§ TASK PROMPT: Quote the data below in full, please, without altering anything.

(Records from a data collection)
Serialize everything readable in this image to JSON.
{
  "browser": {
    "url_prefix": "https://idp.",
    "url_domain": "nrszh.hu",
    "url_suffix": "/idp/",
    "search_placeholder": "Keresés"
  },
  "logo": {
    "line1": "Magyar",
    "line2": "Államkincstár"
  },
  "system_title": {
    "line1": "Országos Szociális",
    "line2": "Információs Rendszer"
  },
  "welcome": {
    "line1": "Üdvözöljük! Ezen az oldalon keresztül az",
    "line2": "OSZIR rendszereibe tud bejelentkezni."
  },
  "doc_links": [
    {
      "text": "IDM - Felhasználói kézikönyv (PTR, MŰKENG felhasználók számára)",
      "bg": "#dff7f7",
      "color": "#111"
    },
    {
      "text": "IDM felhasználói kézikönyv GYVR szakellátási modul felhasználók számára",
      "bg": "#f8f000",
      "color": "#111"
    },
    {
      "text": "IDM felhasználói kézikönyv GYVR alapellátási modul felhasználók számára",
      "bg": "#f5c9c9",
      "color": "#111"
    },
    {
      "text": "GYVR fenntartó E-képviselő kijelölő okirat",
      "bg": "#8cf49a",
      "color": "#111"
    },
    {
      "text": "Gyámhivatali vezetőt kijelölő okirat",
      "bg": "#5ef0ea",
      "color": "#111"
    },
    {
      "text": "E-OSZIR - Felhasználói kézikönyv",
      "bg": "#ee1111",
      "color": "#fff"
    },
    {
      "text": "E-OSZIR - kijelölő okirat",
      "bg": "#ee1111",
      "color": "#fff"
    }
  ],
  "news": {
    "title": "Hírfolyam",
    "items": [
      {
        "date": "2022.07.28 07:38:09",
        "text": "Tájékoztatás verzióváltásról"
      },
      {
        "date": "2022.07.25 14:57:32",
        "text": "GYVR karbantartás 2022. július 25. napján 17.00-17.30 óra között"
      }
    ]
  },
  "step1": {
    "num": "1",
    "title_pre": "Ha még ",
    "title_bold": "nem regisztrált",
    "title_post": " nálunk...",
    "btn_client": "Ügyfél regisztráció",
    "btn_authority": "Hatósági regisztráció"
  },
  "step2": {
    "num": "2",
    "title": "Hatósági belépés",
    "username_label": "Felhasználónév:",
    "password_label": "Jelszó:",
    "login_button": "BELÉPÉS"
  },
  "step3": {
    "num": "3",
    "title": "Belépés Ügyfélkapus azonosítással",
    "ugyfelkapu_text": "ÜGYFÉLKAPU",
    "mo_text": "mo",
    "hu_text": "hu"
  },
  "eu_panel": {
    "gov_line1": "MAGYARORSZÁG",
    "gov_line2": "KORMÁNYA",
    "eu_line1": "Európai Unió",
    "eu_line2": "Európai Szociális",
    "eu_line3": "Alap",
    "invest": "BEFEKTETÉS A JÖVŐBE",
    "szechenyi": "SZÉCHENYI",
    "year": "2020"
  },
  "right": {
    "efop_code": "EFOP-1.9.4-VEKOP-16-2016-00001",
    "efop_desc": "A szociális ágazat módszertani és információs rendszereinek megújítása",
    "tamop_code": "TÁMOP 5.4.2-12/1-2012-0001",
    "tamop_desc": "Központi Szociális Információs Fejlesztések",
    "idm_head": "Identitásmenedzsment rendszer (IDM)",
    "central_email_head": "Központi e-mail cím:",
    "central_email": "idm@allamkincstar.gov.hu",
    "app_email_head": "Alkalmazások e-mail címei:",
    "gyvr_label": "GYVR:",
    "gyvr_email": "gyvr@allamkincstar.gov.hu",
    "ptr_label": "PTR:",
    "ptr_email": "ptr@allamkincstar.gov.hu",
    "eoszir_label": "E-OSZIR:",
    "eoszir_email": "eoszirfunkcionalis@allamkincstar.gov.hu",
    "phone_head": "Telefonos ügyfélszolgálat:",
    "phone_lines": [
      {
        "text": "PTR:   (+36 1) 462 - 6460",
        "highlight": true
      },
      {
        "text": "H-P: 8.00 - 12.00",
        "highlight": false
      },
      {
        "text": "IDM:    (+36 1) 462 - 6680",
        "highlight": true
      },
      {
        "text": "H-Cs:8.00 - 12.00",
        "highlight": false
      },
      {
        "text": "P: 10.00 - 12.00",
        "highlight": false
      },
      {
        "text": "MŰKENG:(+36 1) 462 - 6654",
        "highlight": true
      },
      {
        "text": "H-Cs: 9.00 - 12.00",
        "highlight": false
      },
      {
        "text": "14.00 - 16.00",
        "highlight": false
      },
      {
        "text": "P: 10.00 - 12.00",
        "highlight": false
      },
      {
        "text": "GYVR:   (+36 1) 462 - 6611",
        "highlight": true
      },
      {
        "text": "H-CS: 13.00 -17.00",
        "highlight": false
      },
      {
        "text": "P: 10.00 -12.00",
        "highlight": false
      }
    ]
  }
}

§ RESPONSE TO THE EXERCISE:
Serialize everything readable in this image to JSON.
{
  "browser": {
    "url_prefix": "https://idp.",
    "url_domain": "nrszh.hu",
    "url_suffix": "/idp/",
    "search_placeholder": "Keresés"
  },
  "logo": {
    "line1": "Magyar",
    "line2": "Államkincstár"
  },
  "system_title": {
    "line1": "Országos Szociális",
    "line2": "Információs Rendszer"
  },
  "welcome": {
    "line1": "Üdvözöljük! Ezen az oldalon keresztül az",
    "line2": "OSZIR rendszereibe tud bejelentkezni."
  },
  "doc_links": [
    {
      "text": "IDM - Felhasználói kézikönyv (PTR, MŰKENG felhasználók számára)",
      "bg": "#dff7f7",
      "color": "#111"
    },
    {
      "text": "IDM felhasználói kézikönyv GYVR szakellátási modul felhasználók számára",
      "bg": "#f8f000",
      "color": "#111"
    },
    {
      "text": "IDM felhasználói kézikönyv GYVR alapellátási modul felhasználók számára",
      "bg": "#f5c9c9",
      "color": "#111"
    },
    {
      "text": "GYVR fenntartó E-képviselő kijelölő okirat",
      "bg": "#8cf49a",
      "color": "#111"
    },
    {
      "text": "Gyámhivatali vezetőt kijelölő okirat",
      "bg": "#5ef0ea",
      "color": "#111"
    },
    {
      "text": "E-OSZIR - Felhasználói kézikönyv",
      "bg": "#ee1111",
      "color": "#fff"
    },
    {
      "text": "E-OSZIR - kijelölő okirat",
      "bg": "#ee1111",
      "color": "#fff"
    }
  ],
  "news": {
    "title": "Hírfolyam",
    "items": [
      {
        "date": "2022.07.28 07:38:09",
        "text": "Tájékoztatás verzióváltásról"
      },
      {
        "date": "2022.07.25 14:57:32",
        "text": "GYVR karbantartás 2022. július 25. napján 17.00-17.30 óra között"
      }
    ]
  },
  "step1": {
    "num": "1",
    "title_pre": "Ha még ",
    "title_bold": "nem regisztrált",
    "title_post": " nálunk...",
    "btn_client": "Ügyfél regisztráció",
    "btn_authority": "Hatósági regisztráció"
  },
  "step2": {
    "num": "2",
    "title": "Hatósági belépés",
    "username_label": "Felhasználónév:",
    "password_label": "Jelszó:",
    "login_button": "BELÉPÉS"
  },
  "step3": {
    "num": "3",
    "title": "Belépés Ügyfélkapus azonosítással",
    "ugyfelkapu_text": "ÜGYFÉLKAPU",
    "mo_text": "mo",
    "hu_text": "hu"
  },
  "eu_panel": {
    "gov_line1": "MAGYARORSZÁG",
    "gov_line2": "KORMÁNYA",
    "eu_line1": "Európai Unió",
    "eu_line2": "Európai Szociális",
    "eu_line3": "Alap",
    "invest": "BEFEKTETÉS A JÖVŐBE",
    "szechenyi": "SZÉCHENYI",
    "year": "2020"
  },
  "right": {
    "efop_code": "EFOP-1.9.4-VEKOP-16-2016-00001",
    "efop_desc": "A szociális ágazat módszertani és információs rendszereinek megújítása",
    "tamop_code": "TÁMOP 5.4.2-12/1-2012-0001",
    "tamop_desc": "Központi Szociális Információs Fejlesztések",
    "idm_head": "Identitásmenedzsment rendszer (IDM)",
    "central_email_head": "Központi e-mail cím:",
    "central_email": "idm@allamkincstar.gov.hu",
    "app_email_head": "Alkalmazások e-mail címei:",
    "gyvr_label": "GYVR:",
    "gyvr_email": "gyvr@allamkincstar.gov.hu",
    "ptr_label": "PTR:",
    "ptr_email": "ptr@allamkincstar.gov.hu",
    "eoszir_label": "E-OSZIR:",
    "eoszir_email": "eoszirfunkcionalis@allamkincstar.gov.hu",
    "phone_head": "Telefonos ügyfélszolgálat:",
    "phone_lines": [
      {
        "text": "PTR:   (+36 1) 462 - 6460",
        "highlight": true
      },
      {
        "text": "H-P: 8.00 - 12.00",
        "highlight": false
      },
      {
        "text": "IDM:    (+36 1) 462 - 6680",
        "highlight": true
      },
      {
        "text": "H-Cs:8.00 - 12.00",
        "highlight": false
      },
      {
        "text": "P: 10.00 - 12.00",
        "highlight": false
      },
      {
        "text": "MŰKENG:(+36 1) 462 - 6654",
        "highlight": true
      },
      {
        "text": "H-Cs: 9.00 - 12.00",
        "highlight": false
      },
      {
        "text": "14.00 - 16.00",
        "highlight": false
      },
      {
        "text": "P: 10.00 - 12.00",
        "highlight": false
      },
      {
        "text": "GYVR:   (+36 1) 462 - 6611",
        "highlight": true
      },
      {
        "text": "H-CS: 13.00 -17.00",
        "highlight": false
      },
      {
        "text": "P: 10.00 -12.00",
        "highlight": false
      }
    ]
  }
}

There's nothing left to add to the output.